** start **

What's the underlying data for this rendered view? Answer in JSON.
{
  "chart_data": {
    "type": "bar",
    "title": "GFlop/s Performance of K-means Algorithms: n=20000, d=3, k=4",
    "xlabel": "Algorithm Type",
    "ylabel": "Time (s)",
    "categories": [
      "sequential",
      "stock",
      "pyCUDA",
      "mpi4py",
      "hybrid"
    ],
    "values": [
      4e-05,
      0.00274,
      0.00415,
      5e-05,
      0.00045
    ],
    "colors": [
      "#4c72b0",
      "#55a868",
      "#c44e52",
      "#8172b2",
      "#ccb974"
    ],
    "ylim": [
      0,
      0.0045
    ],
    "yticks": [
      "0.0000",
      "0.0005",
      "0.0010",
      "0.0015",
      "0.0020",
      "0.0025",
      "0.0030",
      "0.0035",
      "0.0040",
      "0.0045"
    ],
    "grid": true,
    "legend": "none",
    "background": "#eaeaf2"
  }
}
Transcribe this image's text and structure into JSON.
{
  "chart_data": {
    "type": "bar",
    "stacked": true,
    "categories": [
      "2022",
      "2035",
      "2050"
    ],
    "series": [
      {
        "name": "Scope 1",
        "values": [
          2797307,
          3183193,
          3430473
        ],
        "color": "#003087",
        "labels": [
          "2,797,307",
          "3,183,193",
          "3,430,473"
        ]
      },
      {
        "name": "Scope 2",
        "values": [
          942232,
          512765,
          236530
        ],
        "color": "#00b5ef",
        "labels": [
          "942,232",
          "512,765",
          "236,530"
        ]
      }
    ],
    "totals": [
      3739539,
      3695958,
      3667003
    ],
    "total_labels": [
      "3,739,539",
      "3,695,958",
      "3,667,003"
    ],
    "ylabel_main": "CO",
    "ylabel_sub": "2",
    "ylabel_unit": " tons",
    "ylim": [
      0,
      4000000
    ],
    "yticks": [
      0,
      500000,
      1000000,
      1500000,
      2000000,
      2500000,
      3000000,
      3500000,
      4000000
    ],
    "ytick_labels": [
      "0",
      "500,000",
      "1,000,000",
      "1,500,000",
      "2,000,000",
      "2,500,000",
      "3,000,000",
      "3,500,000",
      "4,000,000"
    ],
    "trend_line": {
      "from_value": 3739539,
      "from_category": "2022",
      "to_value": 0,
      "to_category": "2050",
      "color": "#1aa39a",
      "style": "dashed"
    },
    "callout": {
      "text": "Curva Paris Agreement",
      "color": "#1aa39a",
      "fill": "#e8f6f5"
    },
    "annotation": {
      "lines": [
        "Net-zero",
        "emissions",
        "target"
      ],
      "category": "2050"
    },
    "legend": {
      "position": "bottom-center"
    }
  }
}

** end **

Work to complete:
Read the data above and pull out each line that holds the string "JSON".

Response to this task:
What's the underlying data for this rendered view? Answer in JSON.
Transcribe this image's text and structure into JSON.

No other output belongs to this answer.